- **WHAT YOU HAVE TO DO**: Where the records below have a line with "survival", that line is to be copied.

- **DATA PROVIDED**:
__________

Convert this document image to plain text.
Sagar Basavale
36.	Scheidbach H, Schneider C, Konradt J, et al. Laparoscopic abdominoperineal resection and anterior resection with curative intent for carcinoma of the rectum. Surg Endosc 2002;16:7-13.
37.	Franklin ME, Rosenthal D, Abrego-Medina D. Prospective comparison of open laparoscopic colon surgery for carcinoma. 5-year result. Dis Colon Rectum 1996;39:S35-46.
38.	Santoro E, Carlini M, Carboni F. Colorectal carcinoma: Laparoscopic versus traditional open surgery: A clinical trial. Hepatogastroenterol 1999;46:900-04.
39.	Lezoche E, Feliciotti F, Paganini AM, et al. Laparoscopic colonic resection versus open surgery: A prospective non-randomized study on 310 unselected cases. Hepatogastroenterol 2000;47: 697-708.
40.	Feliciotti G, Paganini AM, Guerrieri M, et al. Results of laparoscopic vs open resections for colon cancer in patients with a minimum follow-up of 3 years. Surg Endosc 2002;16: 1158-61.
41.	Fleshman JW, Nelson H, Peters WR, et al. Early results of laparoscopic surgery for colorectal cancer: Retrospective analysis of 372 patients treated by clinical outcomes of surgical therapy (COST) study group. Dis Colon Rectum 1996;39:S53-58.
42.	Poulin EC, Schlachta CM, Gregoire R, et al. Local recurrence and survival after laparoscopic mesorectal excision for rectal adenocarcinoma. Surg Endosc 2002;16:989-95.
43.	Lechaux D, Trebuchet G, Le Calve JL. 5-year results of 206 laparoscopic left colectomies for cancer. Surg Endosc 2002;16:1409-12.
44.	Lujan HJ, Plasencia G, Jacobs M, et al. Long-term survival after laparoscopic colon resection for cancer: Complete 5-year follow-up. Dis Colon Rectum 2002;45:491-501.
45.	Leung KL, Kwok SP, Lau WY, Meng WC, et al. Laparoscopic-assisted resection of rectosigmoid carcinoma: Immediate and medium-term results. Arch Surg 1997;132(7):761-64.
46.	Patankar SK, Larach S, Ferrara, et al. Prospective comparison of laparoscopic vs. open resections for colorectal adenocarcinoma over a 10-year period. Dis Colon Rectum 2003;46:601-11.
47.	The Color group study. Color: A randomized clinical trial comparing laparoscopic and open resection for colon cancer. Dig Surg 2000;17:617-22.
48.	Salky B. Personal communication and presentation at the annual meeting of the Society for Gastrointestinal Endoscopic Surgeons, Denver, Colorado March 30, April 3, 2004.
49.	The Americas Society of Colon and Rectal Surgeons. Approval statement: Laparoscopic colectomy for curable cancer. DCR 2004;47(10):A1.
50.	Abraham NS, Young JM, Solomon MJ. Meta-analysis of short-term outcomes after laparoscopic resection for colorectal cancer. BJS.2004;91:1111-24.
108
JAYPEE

__________

- **ANSWER AREA**:
42.	Poulin EC, Schlachta CM, Gregoire R, et al. Local recurrence and survival after laparoscopic mesorectal excision for rectal adenocarcinoma. Surg Endosc 2002;16:989-95.
44.	Lujan HJ, Plasencia G, Jacobs M, et al. Long-term survival after laparoscopic colon resection for cancer: Complete 5-year follow-up. Dis Colon Rectum 2002;45:491-501.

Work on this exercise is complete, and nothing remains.